* Problem requirements *
Count every line in the entries that contains "this". Report that count alone.
━━━━━━━━━━━━━━━━━━━━
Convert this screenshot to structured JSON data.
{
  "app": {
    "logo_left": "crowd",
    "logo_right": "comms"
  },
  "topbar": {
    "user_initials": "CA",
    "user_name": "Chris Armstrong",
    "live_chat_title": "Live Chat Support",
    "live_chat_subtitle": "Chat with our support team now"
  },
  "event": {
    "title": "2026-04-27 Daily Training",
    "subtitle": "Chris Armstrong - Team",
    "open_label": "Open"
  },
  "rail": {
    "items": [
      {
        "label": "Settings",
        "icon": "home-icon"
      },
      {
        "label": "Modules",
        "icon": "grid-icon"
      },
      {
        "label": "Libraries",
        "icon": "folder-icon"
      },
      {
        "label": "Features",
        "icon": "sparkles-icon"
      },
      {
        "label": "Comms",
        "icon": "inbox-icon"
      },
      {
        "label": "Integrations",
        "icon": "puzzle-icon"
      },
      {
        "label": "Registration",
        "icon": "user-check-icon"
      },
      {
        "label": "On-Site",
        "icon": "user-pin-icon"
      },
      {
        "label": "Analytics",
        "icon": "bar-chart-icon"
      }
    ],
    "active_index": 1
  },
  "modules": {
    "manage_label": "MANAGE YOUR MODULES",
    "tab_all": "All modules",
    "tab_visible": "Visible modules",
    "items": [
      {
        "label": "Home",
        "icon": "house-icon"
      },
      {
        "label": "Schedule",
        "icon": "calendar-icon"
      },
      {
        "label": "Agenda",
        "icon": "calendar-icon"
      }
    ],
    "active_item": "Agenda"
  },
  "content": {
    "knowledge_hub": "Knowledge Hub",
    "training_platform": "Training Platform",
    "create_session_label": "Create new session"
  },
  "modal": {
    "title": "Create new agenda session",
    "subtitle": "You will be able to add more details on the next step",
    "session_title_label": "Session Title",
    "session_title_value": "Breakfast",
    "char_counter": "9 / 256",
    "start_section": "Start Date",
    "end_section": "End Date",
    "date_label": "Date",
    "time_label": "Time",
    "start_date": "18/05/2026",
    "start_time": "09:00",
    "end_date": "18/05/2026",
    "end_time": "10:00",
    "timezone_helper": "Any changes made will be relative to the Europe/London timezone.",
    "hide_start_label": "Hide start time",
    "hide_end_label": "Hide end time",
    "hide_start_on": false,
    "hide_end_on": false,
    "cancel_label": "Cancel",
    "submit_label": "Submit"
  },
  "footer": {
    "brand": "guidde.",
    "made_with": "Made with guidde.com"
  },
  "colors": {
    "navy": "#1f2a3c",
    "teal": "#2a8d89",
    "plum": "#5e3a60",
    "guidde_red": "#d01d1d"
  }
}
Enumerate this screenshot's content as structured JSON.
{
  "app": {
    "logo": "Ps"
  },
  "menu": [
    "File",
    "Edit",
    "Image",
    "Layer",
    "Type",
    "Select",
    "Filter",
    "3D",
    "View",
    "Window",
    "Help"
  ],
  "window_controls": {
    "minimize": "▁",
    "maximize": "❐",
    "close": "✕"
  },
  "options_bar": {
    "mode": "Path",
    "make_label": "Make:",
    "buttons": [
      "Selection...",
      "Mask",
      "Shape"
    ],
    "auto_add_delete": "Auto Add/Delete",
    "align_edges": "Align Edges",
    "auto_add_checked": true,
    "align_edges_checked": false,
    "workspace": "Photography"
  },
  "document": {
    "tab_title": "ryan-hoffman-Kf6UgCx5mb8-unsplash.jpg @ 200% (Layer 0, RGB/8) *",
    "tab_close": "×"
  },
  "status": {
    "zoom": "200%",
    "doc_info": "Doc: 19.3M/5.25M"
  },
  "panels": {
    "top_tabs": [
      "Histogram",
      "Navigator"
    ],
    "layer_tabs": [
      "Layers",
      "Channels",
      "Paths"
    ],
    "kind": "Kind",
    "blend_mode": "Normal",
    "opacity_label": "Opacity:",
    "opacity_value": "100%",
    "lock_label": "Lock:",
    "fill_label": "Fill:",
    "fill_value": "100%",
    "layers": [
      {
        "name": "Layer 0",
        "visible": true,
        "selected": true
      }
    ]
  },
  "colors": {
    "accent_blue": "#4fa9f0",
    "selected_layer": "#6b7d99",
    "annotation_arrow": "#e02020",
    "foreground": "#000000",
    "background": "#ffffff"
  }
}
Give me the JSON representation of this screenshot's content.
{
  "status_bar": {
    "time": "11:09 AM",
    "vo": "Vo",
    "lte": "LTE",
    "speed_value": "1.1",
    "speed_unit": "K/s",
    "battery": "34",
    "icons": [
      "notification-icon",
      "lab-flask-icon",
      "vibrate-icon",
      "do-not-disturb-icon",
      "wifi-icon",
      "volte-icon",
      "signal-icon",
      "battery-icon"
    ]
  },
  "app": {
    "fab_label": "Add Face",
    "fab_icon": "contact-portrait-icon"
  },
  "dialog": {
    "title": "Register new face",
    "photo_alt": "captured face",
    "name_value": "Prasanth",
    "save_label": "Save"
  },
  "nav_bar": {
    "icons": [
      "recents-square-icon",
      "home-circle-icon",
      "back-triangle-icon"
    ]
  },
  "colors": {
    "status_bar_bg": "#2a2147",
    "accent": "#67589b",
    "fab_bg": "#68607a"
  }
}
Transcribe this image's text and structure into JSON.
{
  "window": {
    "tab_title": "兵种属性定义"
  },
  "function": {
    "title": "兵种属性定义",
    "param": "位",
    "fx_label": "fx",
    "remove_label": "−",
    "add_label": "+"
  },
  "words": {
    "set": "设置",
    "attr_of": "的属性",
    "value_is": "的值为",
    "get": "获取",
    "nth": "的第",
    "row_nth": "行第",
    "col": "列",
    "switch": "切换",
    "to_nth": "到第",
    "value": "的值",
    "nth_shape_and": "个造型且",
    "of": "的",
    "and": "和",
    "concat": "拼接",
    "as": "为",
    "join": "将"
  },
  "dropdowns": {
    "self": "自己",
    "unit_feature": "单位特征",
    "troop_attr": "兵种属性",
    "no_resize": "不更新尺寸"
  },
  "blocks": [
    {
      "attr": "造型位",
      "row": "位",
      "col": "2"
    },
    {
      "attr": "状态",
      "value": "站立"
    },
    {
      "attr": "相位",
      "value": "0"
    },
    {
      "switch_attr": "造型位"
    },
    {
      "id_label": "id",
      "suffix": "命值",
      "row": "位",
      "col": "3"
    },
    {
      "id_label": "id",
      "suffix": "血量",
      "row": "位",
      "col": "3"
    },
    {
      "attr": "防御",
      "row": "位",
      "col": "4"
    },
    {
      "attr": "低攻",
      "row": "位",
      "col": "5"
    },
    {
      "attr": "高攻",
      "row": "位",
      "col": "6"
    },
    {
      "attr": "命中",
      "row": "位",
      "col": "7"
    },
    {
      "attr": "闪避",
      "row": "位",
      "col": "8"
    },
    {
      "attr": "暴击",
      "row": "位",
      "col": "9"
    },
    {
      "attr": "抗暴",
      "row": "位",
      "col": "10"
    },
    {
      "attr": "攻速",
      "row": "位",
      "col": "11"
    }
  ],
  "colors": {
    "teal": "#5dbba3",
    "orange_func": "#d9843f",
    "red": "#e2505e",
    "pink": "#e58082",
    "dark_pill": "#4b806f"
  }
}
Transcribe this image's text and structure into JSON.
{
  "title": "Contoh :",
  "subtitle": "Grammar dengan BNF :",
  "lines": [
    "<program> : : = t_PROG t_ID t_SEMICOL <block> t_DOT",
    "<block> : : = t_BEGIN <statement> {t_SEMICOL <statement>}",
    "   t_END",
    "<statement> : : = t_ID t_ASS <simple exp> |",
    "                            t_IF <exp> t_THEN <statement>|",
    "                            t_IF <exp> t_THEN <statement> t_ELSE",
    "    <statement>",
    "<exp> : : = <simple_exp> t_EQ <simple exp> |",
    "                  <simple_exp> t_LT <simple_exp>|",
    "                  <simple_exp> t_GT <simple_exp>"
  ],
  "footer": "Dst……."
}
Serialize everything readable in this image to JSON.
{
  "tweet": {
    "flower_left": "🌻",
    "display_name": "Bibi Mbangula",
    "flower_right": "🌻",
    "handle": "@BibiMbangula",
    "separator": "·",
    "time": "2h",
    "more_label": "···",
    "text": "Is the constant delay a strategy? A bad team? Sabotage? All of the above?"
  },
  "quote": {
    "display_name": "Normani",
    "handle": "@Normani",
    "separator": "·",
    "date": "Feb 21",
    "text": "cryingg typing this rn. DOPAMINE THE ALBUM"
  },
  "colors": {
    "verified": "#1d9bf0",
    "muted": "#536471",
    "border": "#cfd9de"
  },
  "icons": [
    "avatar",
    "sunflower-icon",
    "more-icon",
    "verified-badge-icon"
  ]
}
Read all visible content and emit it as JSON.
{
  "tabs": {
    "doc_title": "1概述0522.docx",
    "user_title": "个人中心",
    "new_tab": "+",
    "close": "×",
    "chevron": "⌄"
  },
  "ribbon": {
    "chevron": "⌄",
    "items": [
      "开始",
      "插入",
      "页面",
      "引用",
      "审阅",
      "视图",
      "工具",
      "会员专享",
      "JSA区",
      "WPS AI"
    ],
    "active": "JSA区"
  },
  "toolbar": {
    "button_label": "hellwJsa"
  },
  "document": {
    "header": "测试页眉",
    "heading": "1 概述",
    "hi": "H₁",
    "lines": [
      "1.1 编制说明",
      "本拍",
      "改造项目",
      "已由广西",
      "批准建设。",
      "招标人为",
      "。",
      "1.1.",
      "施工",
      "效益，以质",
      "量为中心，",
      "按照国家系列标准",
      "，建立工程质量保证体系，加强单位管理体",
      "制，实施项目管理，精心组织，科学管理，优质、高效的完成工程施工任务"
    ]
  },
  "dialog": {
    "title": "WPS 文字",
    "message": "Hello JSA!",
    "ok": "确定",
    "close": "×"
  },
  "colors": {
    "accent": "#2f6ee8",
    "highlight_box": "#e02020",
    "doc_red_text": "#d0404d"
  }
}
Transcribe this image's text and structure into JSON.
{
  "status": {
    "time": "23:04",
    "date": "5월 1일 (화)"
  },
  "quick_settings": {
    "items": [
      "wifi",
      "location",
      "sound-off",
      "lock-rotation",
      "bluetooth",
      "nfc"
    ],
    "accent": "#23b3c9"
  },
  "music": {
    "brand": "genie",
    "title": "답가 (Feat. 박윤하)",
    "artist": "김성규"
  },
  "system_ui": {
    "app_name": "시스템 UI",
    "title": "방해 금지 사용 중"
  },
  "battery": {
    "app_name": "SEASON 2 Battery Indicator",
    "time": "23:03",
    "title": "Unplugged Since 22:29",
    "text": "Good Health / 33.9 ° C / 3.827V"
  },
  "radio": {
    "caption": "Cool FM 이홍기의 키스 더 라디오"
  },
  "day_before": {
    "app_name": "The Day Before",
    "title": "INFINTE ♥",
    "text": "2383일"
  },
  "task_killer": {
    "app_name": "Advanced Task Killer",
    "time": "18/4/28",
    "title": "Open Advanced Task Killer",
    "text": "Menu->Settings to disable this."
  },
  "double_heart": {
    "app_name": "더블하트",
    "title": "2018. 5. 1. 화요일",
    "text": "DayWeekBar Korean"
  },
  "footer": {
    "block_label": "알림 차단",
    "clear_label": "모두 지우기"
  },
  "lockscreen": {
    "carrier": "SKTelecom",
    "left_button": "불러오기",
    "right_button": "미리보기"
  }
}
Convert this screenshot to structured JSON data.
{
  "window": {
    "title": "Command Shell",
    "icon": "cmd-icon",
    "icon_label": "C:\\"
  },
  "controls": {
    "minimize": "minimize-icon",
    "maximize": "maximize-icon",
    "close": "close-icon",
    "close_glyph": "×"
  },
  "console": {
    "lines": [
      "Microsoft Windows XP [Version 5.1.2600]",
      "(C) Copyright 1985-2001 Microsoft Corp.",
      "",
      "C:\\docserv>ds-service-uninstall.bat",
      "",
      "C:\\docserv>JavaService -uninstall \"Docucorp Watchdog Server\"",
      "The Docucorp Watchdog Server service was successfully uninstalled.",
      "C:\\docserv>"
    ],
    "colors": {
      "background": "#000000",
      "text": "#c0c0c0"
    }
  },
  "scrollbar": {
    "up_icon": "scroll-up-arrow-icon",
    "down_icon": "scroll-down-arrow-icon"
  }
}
━━━━━━━━━━━━━━━━━━━━
* Answer below *
10